**Do this:**
Extract the lines of the data below exactly, starting with the first line and stopping after the line that contains "- candle-down: [543, 198, 548, 211]".

(Spatial layout data)

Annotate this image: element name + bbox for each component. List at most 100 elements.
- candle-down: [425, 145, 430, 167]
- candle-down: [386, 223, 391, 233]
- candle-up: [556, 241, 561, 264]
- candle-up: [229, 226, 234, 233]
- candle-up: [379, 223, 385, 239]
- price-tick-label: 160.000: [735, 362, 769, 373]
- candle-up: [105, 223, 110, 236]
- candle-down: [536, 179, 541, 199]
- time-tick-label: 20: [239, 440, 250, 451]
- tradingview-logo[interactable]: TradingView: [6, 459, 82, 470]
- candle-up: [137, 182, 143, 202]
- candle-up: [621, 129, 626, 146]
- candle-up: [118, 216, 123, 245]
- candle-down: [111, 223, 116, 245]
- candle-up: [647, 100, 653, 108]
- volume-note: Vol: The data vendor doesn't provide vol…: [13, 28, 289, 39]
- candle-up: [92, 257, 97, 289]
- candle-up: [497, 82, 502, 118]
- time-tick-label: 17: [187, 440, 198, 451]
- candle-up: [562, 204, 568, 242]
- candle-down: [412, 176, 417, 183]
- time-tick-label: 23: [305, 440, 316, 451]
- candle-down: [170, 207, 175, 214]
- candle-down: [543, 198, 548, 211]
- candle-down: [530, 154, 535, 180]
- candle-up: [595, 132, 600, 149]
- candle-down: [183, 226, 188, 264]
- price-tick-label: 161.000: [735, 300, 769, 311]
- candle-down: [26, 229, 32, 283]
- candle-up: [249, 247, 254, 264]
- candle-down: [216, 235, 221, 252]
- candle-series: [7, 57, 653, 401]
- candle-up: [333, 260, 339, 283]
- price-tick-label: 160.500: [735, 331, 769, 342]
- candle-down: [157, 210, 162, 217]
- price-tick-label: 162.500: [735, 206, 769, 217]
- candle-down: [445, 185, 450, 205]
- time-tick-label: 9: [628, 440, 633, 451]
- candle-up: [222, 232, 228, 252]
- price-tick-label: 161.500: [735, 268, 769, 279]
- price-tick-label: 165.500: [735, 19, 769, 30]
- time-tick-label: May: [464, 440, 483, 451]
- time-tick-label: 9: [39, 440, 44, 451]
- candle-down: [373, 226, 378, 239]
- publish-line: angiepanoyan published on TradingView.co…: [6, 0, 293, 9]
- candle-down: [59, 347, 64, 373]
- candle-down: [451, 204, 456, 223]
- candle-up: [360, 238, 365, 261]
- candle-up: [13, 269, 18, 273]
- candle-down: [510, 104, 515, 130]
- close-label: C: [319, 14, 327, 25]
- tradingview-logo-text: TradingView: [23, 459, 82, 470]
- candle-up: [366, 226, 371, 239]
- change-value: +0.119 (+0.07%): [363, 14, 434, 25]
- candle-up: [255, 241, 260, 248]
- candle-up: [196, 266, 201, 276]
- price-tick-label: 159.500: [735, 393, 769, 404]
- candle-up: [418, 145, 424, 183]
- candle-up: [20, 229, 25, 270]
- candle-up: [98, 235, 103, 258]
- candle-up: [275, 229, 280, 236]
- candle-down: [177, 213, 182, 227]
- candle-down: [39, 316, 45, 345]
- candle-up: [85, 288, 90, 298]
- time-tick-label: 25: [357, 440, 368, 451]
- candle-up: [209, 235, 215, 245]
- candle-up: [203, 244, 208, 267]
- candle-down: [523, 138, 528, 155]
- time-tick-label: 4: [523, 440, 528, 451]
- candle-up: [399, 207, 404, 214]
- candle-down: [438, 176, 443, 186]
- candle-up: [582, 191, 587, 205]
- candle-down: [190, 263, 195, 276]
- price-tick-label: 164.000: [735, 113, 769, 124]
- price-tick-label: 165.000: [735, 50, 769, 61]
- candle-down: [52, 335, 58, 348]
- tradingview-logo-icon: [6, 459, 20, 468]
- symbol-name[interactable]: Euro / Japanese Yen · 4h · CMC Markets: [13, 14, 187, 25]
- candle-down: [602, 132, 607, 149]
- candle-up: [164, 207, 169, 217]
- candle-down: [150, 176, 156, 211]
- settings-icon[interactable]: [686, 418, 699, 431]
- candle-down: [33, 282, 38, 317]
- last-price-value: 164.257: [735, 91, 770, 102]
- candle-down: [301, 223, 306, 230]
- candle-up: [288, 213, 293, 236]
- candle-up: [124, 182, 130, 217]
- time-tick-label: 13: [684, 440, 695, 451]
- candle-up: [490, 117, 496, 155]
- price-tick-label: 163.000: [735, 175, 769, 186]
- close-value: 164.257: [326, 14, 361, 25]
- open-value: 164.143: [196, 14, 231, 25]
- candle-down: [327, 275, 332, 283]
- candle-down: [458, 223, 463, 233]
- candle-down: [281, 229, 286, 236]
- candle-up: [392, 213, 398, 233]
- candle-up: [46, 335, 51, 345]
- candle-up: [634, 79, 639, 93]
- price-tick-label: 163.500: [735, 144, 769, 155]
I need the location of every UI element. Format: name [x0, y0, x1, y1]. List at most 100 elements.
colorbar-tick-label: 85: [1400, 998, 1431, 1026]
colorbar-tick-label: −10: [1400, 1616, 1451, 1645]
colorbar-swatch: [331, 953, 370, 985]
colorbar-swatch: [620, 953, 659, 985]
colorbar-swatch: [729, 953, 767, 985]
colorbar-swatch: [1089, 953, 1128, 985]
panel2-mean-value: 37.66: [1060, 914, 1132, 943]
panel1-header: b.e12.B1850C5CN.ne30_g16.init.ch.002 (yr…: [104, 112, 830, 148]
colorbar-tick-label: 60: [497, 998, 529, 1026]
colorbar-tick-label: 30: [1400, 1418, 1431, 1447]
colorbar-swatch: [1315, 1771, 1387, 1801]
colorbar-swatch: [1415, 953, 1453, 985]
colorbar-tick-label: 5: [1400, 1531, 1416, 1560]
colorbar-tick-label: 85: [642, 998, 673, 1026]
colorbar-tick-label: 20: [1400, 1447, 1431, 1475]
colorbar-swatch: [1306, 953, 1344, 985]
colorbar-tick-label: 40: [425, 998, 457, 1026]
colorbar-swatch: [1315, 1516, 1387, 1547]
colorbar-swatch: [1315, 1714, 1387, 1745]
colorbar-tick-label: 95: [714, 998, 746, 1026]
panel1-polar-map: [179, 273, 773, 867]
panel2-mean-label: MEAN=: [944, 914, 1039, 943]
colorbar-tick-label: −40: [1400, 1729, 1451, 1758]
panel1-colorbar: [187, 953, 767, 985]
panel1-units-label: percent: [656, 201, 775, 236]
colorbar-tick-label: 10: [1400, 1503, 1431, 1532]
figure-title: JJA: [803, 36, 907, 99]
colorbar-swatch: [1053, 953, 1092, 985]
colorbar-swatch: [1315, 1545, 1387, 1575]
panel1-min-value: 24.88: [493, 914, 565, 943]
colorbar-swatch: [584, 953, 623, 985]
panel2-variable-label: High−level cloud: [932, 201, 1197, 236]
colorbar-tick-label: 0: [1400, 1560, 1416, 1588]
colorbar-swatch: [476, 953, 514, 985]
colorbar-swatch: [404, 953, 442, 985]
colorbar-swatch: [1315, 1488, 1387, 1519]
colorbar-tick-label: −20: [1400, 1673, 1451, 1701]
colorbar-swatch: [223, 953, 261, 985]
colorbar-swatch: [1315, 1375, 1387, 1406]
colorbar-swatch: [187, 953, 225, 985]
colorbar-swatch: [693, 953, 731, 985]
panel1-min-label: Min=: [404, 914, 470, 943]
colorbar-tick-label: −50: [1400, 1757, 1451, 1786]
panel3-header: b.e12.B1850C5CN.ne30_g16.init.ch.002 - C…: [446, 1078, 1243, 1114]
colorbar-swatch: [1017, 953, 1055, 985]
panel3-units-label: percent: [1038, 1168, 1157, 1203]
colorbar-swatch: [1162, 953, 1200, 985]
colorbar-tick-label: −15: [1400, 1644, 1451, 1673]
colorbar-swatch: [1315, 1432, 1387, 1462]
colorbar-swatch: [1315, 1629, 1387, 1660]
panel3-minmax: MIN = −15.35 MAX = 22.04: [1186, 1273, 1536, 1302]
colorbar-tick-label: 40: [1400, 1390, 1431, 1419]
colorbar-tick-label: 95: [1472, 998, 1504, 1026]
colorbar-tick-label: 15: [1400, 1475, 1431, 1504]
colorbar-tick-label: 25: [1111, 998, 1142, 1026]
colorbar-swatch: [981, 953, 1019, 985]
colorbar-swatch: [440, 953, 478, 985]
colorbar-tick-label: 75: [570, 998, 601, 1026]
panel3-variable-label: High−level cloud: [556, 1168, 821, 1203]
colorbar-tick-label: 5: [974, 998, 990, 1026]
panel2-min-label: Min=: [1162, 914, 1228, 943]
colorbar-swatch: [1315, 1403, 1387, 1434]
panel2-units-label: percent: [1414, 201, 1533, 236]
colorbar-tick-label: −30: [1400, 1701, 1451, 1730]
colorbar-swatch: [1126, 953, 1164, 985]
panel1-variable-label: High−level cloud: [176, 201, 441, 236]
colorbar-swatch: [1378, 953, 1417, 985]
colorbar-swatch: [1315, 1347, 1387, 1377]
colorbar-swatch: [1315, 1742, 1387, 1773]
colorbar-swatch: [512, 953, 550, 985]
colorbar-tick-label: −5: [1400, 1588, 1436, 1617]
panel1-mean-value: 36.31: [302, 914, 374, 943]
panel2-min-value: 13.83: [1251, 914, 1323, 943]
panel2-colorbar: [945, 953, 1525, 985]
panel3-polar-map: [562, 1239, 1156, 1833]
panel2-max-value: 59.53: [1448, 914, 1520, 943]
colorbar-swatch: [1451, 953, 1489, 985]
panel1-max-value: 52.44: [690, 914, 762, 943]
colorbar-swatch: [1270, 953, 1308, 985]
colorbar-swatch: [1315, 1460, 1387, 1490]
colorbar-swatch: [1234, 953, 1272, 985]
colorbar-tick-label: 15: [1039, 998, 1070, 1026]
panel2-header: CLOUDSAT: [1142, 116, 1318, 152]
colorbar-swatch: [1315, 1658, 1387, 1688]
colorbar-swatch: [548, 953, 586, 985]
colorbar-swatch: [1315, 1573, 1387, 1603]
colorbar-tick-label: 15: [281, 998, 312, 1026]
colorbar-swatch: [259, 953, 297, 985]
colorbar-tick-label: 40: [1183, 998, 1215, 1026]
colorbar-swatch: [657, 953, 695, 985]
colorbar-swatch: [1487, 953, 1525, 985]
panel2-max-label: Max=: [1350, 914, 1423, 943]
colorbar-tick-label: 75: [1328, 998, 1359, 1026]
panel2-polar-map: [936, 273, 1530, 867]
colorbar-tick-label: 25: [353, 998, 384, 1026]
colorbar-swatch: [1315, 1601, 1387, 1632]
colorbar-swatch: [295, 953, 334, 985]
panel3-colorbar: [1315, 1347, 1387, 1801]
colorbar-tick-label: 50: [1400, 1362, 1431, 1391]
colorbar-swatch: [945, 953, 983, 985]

**Solution to this task:**
Annotate this image: element name + bbox for each component. List at most 100 elements.
- candle-down: [425, 145, 430, 167]
- candle-down: [386, 223, 391, 233]
- candle-up: [556, 241, 561, 264]
- candle-up: [229, 226, 234, 233]
- candle-up: [379, 223, 385, 239]
- price-tick-label: 160.000: [735, 362, 769, 373]
- candle-up: [105, 223, 110, 236]
- candle-down: [536, 179, 541, 199]
- time-tick-label: 20: [239, 440, 250, 451]
- tradingview-logo[interactable]: TradingView: [6, 459, 82, 470]
- candle-up: [137, 182, 143, 202]
- candle-up: [621, 129, 626, 146]
- candle-up: [118, 216, 123, 245]
- candle-down: [111, 223, 116, 245]
- candle-up: [647, 100, 653, 108]
- volume-note: Vol: The data vendor doesn't provide vol…: [13, 28, 289, 39]
- candle-up: [92, 257, 97, 289]
- candle-up: [497, 82, 502, 118]
- time-tick-label: 17: [187, 440, 198, 451]
- candle-up: [562, 204, 568, 242]
- candle-down: [412, 176, 417, 183]
- time-tick-label: 23: [305, 440, 316, 451]
- candle-down: [170, 207, 175, 214]
- candle-down: [543, 198, 548, 211]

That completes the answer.